-- START Raw data --

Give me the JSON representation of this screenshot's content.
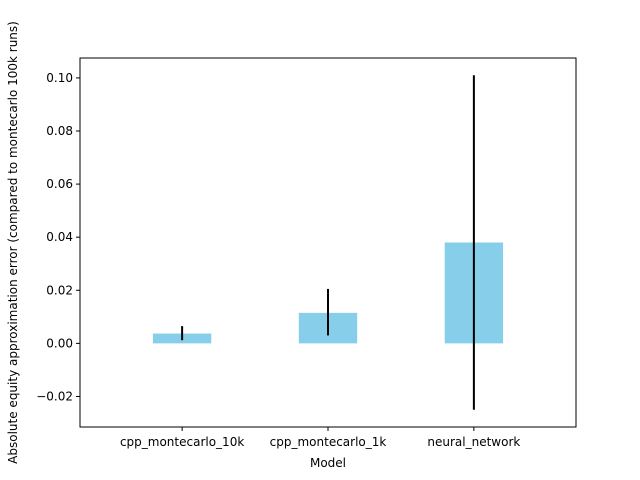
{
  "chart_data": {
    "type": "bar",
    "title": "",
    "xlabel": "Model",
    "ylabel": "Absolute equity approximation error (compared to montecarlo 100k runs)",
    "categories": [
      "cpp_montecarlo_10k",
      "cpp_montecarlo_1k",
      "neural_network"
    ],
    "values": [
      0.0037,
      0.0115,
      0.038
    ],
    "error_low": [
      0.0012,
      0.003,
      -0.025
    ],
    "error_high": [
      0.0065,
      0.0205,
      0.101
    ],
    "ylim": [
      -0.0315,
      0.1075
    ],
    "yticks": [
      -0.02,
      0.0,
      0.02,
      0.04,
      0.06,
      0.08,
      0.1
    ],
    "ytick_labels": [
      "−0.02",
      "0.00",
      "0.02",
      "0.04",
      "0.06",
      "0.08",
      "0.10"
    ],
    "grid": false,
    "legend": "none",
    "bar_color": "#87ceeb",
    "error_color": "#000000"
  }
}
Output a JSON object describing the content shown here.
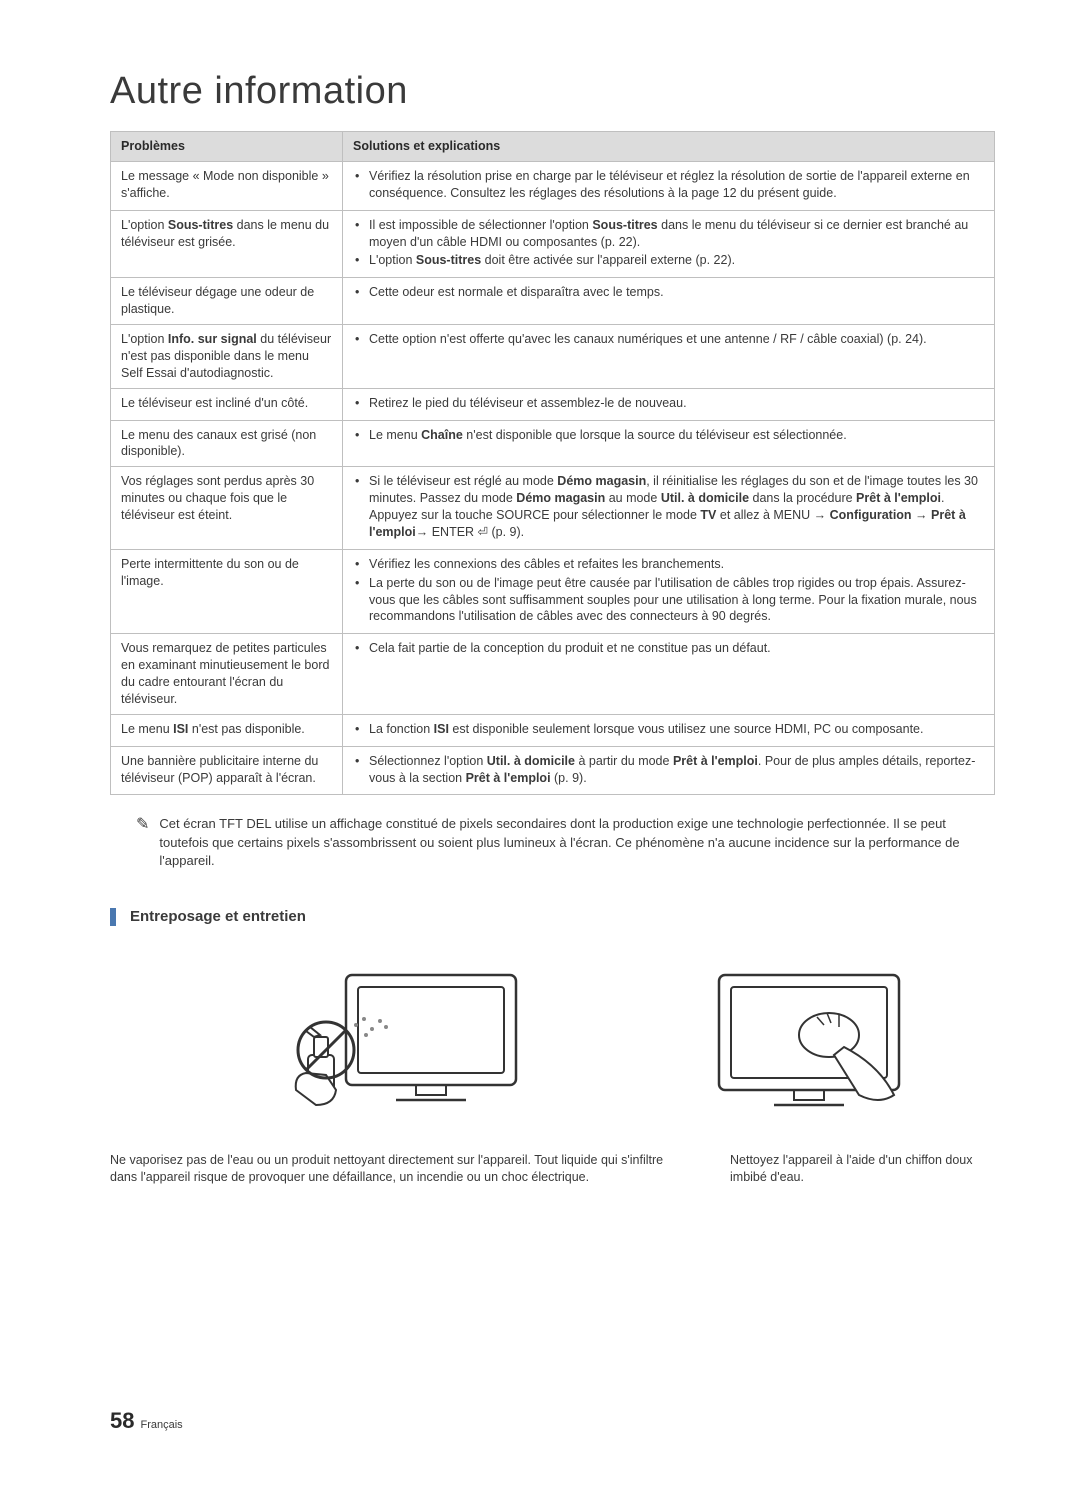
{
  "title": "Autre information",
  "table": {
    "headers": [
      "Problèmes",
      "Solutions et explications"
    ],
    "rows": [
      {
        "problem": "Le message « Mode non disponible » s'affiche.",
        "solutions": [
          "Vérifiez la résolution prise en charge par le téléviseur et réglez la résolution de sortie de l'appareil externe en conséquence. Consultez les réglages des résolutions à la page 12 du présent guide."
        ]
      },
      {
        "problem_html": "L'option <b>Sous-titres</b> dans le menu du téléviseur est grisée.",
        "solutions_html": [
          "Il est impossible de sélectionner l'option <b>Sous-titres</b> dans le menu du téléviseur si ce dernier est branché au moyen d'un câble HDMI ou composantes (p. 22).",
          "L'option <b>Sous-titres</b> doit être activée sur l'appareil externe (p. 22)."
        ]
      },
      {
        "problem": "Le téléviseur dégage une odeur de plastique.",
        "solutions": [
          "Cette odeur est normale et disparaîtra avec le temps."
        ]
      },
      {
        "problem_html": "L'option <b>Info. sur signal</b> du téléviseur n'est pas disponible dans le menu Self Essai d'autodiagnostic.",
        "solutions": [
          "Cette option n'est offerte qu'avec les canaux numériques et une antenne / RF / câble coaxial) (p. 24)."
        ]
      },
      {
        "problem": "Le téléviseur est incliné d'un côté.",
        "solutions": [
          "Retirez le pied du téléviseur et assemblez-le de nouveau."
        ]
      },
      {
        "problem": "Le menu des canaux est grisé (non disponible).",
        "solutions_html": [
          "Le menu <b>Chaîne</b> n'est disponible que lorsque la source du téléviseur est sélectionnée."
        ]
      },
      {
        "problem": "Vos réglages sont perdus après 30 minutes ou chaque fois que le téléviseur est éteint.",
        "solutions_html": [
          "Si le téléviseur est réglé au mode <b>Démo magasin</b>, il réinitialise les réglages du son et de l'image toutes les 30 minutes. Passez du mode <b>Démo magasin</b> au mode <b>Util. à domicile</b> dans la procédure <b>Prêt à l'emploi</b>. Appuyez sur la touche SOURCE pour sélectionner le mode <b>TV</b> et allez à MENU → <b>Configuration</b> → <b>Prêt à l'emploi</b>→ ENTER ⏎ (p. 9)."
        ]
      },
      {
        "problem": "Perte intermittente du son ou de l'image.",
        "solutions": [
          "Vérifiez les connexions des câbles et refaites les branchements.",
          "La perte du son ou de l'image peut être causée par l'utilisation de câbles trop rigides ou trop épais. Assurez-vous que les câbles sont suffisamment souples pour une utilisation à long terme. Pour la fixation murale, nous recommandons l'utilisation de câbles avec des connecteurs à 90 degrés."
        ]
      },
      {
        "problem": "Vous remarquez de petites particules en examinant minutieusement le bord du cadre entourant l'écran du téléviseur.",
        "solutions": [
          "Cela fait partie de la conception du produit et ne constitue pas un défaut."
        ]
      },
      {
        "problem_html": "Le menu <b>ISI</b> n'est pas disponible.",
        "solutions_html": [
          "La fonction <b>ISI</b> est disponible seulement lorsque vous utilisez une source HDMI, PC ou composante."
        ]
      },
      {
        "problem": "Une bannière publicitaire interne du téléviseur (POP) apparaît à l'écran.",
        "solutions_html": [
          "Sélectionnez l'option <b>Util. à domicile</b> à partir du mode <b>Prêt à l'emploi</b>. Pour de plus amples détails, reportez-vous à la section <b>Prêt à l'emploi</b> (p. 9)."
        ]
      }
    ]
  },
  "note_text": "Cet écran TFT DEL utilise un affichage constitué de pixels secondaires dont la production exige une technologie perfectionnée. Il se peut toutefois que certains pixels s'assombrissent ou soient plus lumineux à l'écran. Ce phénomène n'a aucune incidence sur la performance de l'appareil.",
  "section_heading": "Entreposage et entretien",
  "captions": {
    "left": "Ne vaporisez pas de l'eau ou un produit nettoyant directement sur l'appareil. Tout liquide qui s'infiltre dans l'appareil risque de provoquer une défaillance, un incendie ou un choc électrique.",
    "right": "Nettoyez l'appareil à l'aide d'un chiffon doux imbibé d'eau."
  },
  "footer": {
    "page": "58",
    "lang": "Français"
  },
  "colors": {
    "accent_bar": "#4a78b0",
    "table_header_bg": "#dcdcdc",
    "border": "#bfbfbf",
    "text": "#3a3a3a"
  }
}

-- END Raw data --

All records must be output exactly as they are, except for the pictures, which are left out.

Result of the exercise:
Give me the JSON representation of this screenshot's content.
{
  "chart_data": {
    "type": "bar",
    "title": "",
    "xlabel": "Model",
    "ylabel": "Absolute equity approximation error (compared to montecarlo 100k runs)",
    "categories": [
      "cpp_montecarlo_10k",
      "cpp_montecarlo_1k",
      "neural_network"
    ],
    "values": [
      0.0037,
      0.0115,
      0.038
    ],
    "error_low": [
      0.0012,
      0.003,
      -0.025
    ],
    "error_high": [
      0.0065,
      0.0205,
      0.101
    ],
    "ylim": [
      -0.0315,
      0.1075
    ],
    "yticks": [
      -0.02,
      0.0,
      0.02,
      0.04,
      0.06,
      0.08,
      0.1
    ],
    "ytick_labels": [
      "−0.02",
      "0.00",
      "0.02",
      "0.04",
      "0.06",
      "0.08",
      "0.10"
    ],
    "grid": false,
    "legend": "none",
    "bar_color": "#87ceeb",
    "error_color": "#000000"
  }
}
Output a JSON object describing the content shown here.
{
  "title": "Autre information",
  "table": {
    "headers": [
      "Problèmes",
      "Solutions et explications"
    ],
    "rows": [
      {
        "problem": "Le message « Mode non disponible » s'affiche.",
        "solutions": [
          "Vérifiez la résolution prise en charge par le téléviseur et réglez la résolution de sortie de l'appareil externe en conséquence. Consultez les réglages des résolutions à la page 12 du présent guide."
        ]
      },
      {
        "problem_html": "L'option <b>Sous-titres</b> dans le menu du téléviseur est grisée.",
        "solutions_html": [
          "Il est impossible de sélectionner l'option <b>Sous-titres</b> dans le menu du téléviseur si ce dernier est branché au moyen d'un câble HDMI ou composantes (p. 22).",
          "L'option <b>Sous-titres</b> doit être activée sur l'appareil externe (p. 22)."
        ]
      },
      {
        "problem": "Le téléviseur dégage une odeur de plastique.",
        "solutions": [
          "Cette odeur est normale et disparaîtra avec le temps."
        ]
      },
      {
        "problem_html": "L'option <b>Info. sur signal</b> du téléviseur n'est pas disponible dans le menu Self Essai d'autodiagnostic.",
        "solutions": [
          "Cette option n'est offerte qu'avec les canaux numériques et une antenne / RF / câble coaxial) (p. 24)."
        ]
      },
      {
        "problem": "Le téléviseur est incliné d'un côté.",
        "solutions": [
          "Retirez le pied du téléviseur et assemblez-le de nouveau."
        ]
      },
      {
        "problem": "Le menu des canaux est grisé (non disponible).",
        "solutions_html": [
          "Le menu <b>Chaîne</b> n'est disponible que lorsque la source du téléviseur est sélectionnée."
        ]
      },
      {
        "problem": "Vos réglages sont perdus après 30 minutes ou chaque fois que le téléviseur est éteint.",
        "solutions_html": [
          "Si le téléviseur est réglé au mode <b>Démo magasin</b>, il réinitialise les réglages du son et de l'image toutes les 30 minutes. Passez du mode <b>Démo magasin</b> au mode <b>Util. à domicile</b> dans la procédure <b>Prêt à l'emploi</b>. Appuyez sur la touche SOURCE pour sélectionner le mode <b>TV</b> et allez à MENU → <b>Configuration</b> → <b>Prêt à l'emploi</b>→ ENTER ⏎ (p. 9)."
        ]
      },
      {
        "problem": "Perte intermittente du son ou de l'image.",
        "solutions": [
          "Vérifiez les connexions des câbles et refaites les branchements.",
          "La perte du son ou de l'image peut être causée par l'utilisation de câbles trop rigides ou trop épais. Assurez-vous que les câbles sont suffisamment souples pour une utilisation à long terme. Pour la fixation murale, nous recommandons l'utilisation de câbles avec des connecteurs à 90 degrés."
        ]
      },
      {
        "problem": "Vous remarquez de petites particules en examinant minutieusement le bord du cadre entourant l'écran du téléviseur.",
        "solutions": [
          "Cela fait partie de la conception du produit et ne constitue pas un défaut."
        ]
      },
      {
        "problem_html": "Le menu <b>ISI</b> n'est pas disponible.",
        "solutions_html": [
          "La fonction <b>ISI</b> est disponible seulement lorsque vous utilisez une source HDMI, PC ou composante."
        ]
      },
      {
        "problem": "Une bannière publicitaire interne du téléviseur (POP) apparaît à l'écran.",
        "solutions_html": [
          "Sélectionnez l'option <b>Util. à domicile</b> à partir du mode <b>Prêt à l'emploi</b>. Pour de plus amples détails, reportez-vous à la section <b>Prêt à l'emploi</b> (p. 9)."
        ]
      }
    ]
  },
  "note_text": "Cet écran TFT DEL utilise un affichage constitué de pixels secondaires dont la production exige une technologie perfectionnée. Il se peut toutefois que certains pixels s'assombrissent ou soient plus lumineux à l'écran. Ce phénomène n'a aucune incidence sur la performance de l'appareil.",
  "section_heading": "Entreposage et entretien",
  "captions": {
    "left": "Ne vaporisez pas de l'eau ou un produit nettoyant directement sur l'appareil. Tout liquide qui s'infiltre dans l'appareil risque de provoquer une défaillance, un incendie ou un choc électrique.",
    "right": "Nettoyez l'appareil à l'aide d'un chiffon doux imbibé d'eau."
  },
  "footer": {
    "page": "58",
    "lang": "Français"
  },
  "colors": {
    "accent_bar": "#4a78b0",
    "table_header_bg": "#dcdcdc",
    "border": "#bfbfbf",
    "text": "#3a3a3a"
  }
}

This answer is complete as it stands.